• **Brief**
Print every line of the entries below verbatim, in the same order, changing nothing.

○ ○ ○ ○ ○ ○ ○

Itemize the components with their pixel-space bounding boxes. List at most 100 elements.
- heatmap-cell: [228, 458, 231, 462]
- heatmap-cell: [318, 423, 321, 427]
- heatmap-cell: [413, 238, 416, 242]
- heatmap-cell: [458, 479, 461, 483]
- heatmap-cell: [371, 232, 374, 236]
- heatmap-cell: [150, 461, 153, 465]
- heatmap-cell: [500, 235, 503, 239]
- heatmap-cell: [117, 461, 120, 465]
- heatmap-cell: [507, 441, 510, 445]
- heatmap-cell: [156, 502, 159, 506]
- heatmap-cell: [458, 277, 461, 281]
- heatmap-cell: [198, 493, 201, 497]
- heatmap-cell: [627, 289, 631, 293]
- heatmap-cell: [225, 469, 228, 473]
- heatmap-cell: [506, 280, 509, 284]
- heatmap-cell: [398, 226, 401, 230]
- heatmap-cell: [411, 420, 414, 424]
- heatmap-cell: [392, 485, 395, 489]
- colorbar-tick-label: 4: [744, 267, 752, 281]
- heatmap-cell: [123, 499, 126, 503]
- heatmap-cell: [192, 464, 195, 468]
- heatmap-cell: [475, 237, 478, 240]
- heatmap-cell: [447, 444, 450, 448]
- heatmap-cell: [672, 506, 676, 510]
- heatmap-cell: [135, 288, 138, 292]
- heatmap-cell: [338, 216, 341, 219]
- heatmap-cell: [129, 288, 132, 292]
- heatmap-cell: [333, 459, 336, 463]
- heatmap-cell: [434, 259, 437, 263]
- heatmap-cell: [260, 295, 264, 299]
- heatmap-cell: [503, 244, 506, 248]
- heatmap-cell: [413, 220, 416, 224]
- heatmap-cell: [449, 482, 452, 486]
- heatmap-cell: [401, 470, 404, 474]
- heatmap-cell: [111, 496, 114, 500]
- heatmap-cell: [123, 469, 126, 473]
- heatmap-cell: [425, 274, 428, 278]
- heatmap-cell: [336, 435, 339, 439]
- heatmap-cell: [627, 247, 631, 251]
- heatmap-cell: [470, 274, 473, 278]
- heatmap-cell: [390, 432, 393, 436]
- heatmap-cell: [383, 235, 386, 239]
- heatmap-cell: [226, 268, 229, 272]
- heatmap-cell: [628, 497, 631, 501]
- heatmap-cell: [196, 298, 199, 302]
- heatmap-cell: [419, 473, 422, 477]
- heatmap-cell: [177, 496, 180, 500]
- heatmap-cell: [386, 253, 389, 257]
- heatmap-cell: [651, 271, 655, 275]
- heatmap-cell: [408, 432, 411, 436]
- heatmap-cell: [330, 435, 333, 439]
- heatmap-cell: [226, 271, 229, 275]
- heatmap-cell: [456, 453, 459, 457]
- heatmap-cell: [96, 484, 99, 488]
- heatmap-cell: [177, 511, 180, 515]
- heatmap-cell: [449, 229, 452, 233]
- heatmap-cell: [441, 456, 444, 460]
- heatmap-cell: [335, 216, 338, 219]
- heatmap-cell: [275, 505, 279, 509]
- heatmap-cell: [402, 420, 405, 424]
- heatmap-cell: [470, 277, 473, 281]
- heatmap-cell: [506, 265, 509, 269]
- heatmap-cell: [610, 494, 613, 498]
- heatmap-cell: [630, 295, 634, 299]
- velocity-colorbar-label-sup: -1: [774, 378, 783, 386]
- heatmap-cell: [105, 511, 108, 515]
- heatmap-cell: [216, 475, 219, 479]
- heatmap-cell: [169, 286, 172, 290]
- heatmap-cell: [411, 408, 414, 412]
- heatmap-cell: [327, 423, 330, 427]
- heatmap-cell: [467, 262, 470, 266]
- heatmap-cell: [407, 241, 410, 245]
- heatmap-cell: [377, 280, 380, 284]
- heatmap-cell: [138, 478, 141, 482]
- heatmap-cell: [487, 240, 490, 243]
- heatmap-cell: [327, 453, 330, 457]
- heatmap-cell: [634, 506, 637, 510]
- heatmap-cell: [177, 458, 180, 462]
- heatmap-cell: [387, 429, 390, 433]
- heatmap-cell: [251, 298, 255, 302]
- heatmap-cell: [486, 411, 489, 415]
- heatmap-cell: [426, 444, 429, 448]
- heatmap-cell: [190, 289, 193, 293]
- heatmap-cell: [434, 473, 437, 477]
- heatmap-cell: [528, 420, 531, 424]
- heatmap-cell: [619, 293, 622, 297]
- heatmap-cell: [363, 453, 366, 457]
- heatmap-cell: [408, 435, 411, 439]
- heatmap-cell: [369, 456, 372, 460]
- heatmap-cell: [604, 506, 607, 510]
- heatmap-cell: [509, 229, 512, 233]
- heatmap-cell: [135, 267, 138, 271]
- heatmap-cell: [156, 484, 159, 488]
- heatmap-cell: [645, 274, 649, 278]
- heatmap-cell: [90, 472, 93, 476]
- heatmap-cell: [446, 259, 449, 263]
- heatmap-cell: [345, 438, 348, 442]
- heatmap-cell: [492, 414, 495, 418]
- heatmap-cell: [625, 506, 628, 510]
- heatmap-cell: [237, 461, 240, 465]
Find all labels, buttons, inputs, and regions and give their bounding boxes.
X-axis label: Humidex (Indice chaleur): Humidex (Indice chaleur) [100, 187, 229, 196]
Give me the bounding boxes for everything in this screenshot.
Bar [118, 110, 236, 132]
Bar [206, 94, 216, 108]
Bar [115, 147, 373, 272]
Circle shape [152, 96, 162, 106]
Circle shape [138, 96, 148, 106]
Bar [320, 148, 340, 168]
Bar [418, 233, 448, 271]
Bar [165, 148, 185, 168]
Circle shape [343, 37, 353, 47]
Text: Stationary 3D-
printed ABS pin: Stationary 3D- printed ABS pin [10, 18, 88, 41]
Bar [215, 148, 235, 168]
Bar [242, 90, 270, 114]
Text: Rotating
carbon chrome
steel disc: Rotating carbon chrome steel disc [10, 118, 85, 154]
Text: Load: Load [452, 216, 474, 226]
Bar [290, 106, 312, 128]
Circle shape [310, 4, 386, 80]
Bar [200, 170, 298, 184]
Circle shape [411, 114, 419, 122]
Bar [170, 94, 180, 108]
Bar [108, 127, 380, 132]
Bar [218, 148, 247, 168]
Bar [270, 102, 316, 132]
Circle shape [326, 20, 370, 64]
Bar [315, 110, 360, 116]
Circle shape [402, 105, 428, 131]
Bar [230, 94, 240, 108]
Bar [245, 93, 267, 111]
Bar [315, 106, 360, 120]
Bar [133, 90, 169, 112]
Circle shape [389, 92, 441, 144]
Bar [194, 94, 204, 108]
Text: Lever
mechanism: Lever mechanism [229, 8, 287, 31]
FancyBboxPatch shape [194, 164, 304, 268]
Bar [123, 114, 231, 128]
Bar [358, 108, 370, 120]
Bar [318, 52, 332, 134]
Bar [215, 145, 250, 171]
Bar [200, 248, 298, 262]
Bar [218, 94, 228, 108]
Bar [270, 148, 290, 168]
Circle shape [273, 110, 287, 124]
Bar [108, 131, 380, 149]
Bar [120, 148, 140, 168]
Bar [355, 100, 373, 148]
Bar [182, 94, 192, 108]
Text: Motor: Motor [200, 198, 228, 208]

○ ○ ○ ○ ○ ○ ○

• **Full answer**
Itemize the components with their pixel-space bounding boxes. List at most 100 elements.
- heatmap-cell: [228, 458, 231, 462]
- heatmap-cell: [318, 423, 321, 427]
- heatmap-cell: [413, 238, 416, 242]
- heatmap-cell: [458, 479, 461, 483]
- heatmap-cell: [371, 232, 374, 236]
- heatmap-cell: [150, 461, 153, 465]
- heatmap-cell: [500, 235, 503, 239]
- heatmap-cell: [117, 461, 120, 465]
- heatmap-cell: [507, 441, 510, 445]
- heatmap-cell: [156, 502, 159, 506]
- heatmap-cell: [458, 277, 461, 281]
- heatmap-cell: [198, 493, 201, 497]
- heatmap-cell: [627, 289, 631, 293]
- heatmap-cell: [225, 469, 228, 473]
- heatmap-cell: [506, 280, 509, 284]
- heatmap-cell: [398, 226, 401, 230]
- heatmap-cell: [411, 420, 414, 424]
- heatmap-cell: [392, 485, 395, 489]
- colorbar-tick-label: 4: [744, 267, 752, 281]
- heatmap-cell: [123, 499, 126, 503]
- heatmap-cell: [192, 464, 195, 468]
- heatmap-cell: [475, 237, 478, 240]
- heatmap-cell: [447, 444, 450, 448]
- heatmap-cell: [672, 506, 676, 510]
- heatmap-cell: [135, 288, 138, 292]
- heatmap-cell: [338, 216, 341, 219]
- heatmap-cell: [129, 288, 132, 292]
- heatmap-cell: [333, 459, 336, 463]
- heatmap-cell: [434, 259, 437, 263]
- heatmap-cell: [260, 295, 264, 299]
- heatmap-cell: [503, 244, 506, 248]
- heatmap-cell: [413, 220, 416, 224]
- heatmap-cell: [449, 482, 452, 486]
- heatmap-cell: [401, 470, 404, 474]
- heatmap-cell: [111, 496, 114, 500]
- heatmap-cell: [123, 469, 126, 473]
- heatmap-cell: [425, 274, 428, 278]
- heatmap-cell: [336, 435, 339, 439]
- heatmap-cell: [627, 247, 631, 251]
- heatmap-cell: [470, 274, 473, 278]
- heatmap-cell: [390, 432, 393, 436]
- heatmap-cell: [383, 235, 386, 239]
- heatmap-cell: [226, 268, 229, 272]
- heatmap-cell: [628, 497, 631, 501]
- heatmap-cell: [196, 298, 199, 302]
- heatmap-cell: [419, 473, 422, 477]
- heatmap-cell: [177, 496, 180, 500]
- heatmap-cell: [386, 253, 389, 257]
- heatmap-cell: [651, 271, 655, 275]
- heatmap-cell: [408, 432, 411, 436]
- heatmap-cell: [330, 435, 333, 439]
- heatmap-cell: [226, 271, 229, 275]
- heatmap-cell: [456, 453, 459, 457]
- heatmap-cell: [96, 484, 99, 488]
- heatmap-cell: [177, 511, 180, 515]
- heatmap-cell: [449, 229, 452, 233]
- heatmap-cell: [441, 456, 444, 460]
- heatmap-cell: [335, 216, 338, 219]
- heatmap-cell: [275, 505, 279, 509]
- heatmap-cell: [402, 420, 405, 424]
- heatmap-cell: [470, 277, 473, 281]
- heatmap-cell: [506, 265, 509, 269]
- heatmap-cell: [610, 494, 613, 498]
- heatmap-cell: [630, 295, 634, 299]
- velocity-colorbar-label-sup: -1: [774, 378, 783, 386]
- heatmap-cell: [105, 511, 108, 515]
- heatmap-cell: [216, 475, 219, 479]
- heatmap-cell: [169, 286, 172, 290]
- heatmap-cell: [411, 408, 414, 412]
- heatmap-cell: [327, 423, 330, 427]
- heatmap-cell: [467, 262, 470, 266]
- heatmap-cell: [407, 241, 410, 245]
- heatmap-cell: [377, 280, 380, 284]
- heatmap-cell: [138, 478, 141, 482]
- heatmap-cell: [487, 240, 490, 243]
- heatmap-cell: [327, 453, 330, 457]
- heatmap-cell: [634, 506, 637, 510]
- heatmap-cell: [177, 458, 180, 462]
- heatmap-cell: [387, 429, 390, 433]
- heatmap-cell: [251, 298, 255, 302]
- heatmap-cell: [486, 411, 489, 415]
- heatmap-cell: [426, 444, 429, 448]
- heatmap-cell: [190, 289, 193, 293]
- heatmap-cell: [434, 473, 437, 477]
- heatmap-cell: [528, 420, 531, 424]
- heatmap-cell: [619, 293, 622, 297]
- heatmap-cell: [363, 453, 366, 457]
- heatmap-cell: [408, 435, 411, 439]
- heatmap-cell: [369, 456, 372, 460]
- heatmap-cell: [604, 506, 607, 510]
- heatmap-cell: [509, 229, 512, 233]
- heatmap-cell: [135, 267, 138, 271]
- heatmap-cell: [156, 484, 159, 488]
- heatmap-cell: [645, 274, 649, 278]
- heatmap-cell: [90, 472, 93, 476]
- heatmap-cell: [446, 259, 449, 263]
- heatmap-cell: [345, 438, 348, 442]
- heatmap-cell: [492, 414, 495, 418]
- heatmap-cell: [625, 506, 628, 510]
- heatmap-cell: [237, 461, 240, 465]
Find all labels, buttons, inputs, and regions and give their bounding boxes.
X-axis label: Humidex (Indice chaleur): Humidex (Indice chaleur) [100, 187, 229, 196]
Give me the bounding boxes for everything in this screenshot.
Bar [118, 110, 236, 132]
Bar [206, 94, 216, 108]
Bar [115, 147, 373, 272]
Circle shape [152, 96, 162, 106]
Circle shape [138, 96, 148, 106]
Bar [320, 148, 340, 168]
Bar [418, 233, 448, 271]
Bar [165, 148, 185, 168]
Circle shape [343, 37, 353, 47]
Text: Stationary 3D-
printed ABS pin: Stationary 3D- printed ABS pin [10, 18, 88, 41]
Bar [215, 148, 235, 168]
Bar [242, 90, 270, 114]
Text: Rotating
carbon chrome
steel disc: Rotating carbon chrome steel disc [10, 118, 85, 154]
Text: Load: Load [452, 216, 474, 226]
Bar [290, 106, 312, 128]
Circle shape [310, 4, 386, 80]
Bar [200, 170, 298, 184]
Circle shape [411, 114, 419, 122]
Bar [170, 94, 180, 108]
Bar [108, 127, 380, 132]
Bar [218, 148, 247, 168]
Bar [270, 102, 316, 132]
Circle shape [326, 20, 370, 64]
Bar [315, 110, 360, 116]
Circle shape [402, 105, 428, 131]
Bar [230, 94, 240, 108]
Bar [245, 93, 267, 111]
Bar [315, 106, 360, 120]
Bar [133, 90, 169, 112]
Circle shape [389, 92, 441, 144]
Bar [194, 94, 204, 108]
Text: Lever
mechanism: Lever mechanism [229, 8, 287, 31]
FancyBboxPatch shape [194, 164, 304, 268]
Bar [123, 114, 231, 128]
Bar [358, 108, 370, 120]
Bar [318, 52, 332, 134]
Bar [215, 145, 250, 171]
Bar [200, 248, 298, 262]
Bar [218, 94, 228, 108]
Bar [270, 148, 290, 168]
Circle shape [273, 110, 287, 124]
Bar [108, 131, 380, 149]
Bar [120, 148, 140, 168]
Bar [355, 100, 373, 148]
Bar [182, 94, 192, 108]
Text: Motor: Motor [200, 198, 228, 208]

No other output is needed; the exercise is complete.